▸ **WRITTEN REQUEST**
Hunt for the word "найменувань" across the entries below, copying each line that holds it.
— Begin SUPPLIED DATA —
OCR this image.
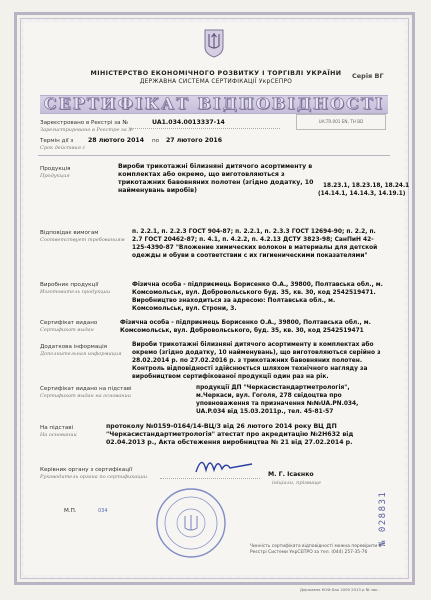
МІНІСТЕРСТВО ЕКОНОМІЧНОГО РОЗВИТКУ І ТОРГІВЛІ УКРАЇНИ
ДЕРЖАВНА СИСТЕМА СЕРТИФІКАЦІЇ УкрСЕПРО
Серія ВГ
СЕРТИФІКАТ ВІДПОВІДНОСТІ
Зареєстровано в Реєстрі за №
Зарегистрировано в Реестре за №
UA1.034.0013337-14	UA.TR.001 EN, TH BD
Термін дії з
Срок действия с
28 лютого 2014 по 27 лютого 2016
Продукція
Продукция
Вироби трикотажні білизняні дитячого асортименту в комплектах або окремо, що виготовляються з трикотажних бавовняних полотен (згідно додатку, 10 найменувань виробів)
18.23.1, 18.23.18, 18.24.1
(14.14.1, 14.14.3, 14.19.1)
Відповідає вимогам
Соответствует требованиям
п. 2.2.1, п. 2.2.3 ГОСТ 904-87; п. 2.2.1, п. 2.3.3 ГОСТ 12694-90; п. 2.2, п. 2.7 ГОСТ 20462-87; п. 4.1, п. 4.2.2, п. 4.2.13 ДСТУ 3823-98; СанПиН 42-125-4390-87 "Вложение химических волокон в материалы для детской одежды и обуви в соответствии с их гигиеническими показателями"
Виробник продукції
Изготовитель продукции
Фізична особа - підприємець Борисенко О.А., 39800, Полтавська обл., м. Комсомольськ, вул. Добровольського буд. 35, кв. 30, код 2542519471. Виробництво знаходиться за адресою: Полтавська обл., м. Комсомольськ, вул. Строни, 3.
Сертифікат видано
Сертификат выдан
Фізична особа - підприємець Борисенко О.А., 39800, Полтавська обл., м. Комсомольськ, вул. Добровольського, буд. 35, кв. 30, код 2542519471
Додаткова інформація
Дополнительная информация
Вироби трикотажні білизняні дитячого асортименту в комплектах або окремо (згідно додатку, 10 найменувань), що виготовляються серійно з 28.02.2014 р. по 27.02.2016 р. з трикотажних бавовняних полотен. Контроль відповідності здійснюється шляхом технічного нагляду за виробництвом сертифікованої продукції один раз на рік.
Сертифікат видано на підставі
Сертификат выдан на основании
продукції ДП "Черкасистандартметрологія", м.Черкаси, вул. Гоголя, 278 свідоцтва про уповноваження та призначення №№UA.PN.034, UA.P.034 від 15.03.2011р., тел. 45-81-57
На підставі
На основании
протоколу №0159-0164/14-ВЦ/3 від 26 лютого 2014 року ВЦ ДП "Черкасистандартметрологія" атестат про акредитацію №2Н632 від 02.04.2013 р., Акта обстеження виробництва № 21 від 27.02.2014 р.
Керівник органу з сертифікації
Руководитель органа по сертификации	М. Г. Ісаєнко
ініціали, прізвище
М.П.	034
№ 028831
Чинність сертифіката відповідності можна перевірити в Реєстрі Системи УкрСЕПРО за тел. (044) 257-35-76
Державне КОФ Бак 2009 2013 р № зак.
— End SUPPLIED DATA —
▸ **WORKED ANSWER**
Вироби трикотажні білизняні дитячого асортименту в комплектах або окремо, що виготовляються з трикотажних бавовняних полотен (згідно додатку, 10 найменувань виробів)
Вироби трикотажні білизняні дитячого асортименту в комплектах або окремо (згідно додатку, 10 найменувань), що виготовляються серійно з 28.02.2014 р. по 27.02.2016 р. з трикотажних бавовняних полотен. Контроль відповідності здійснюється шляхом технічного нагляду за виробництвом сертифікованої продукції один раз на рік.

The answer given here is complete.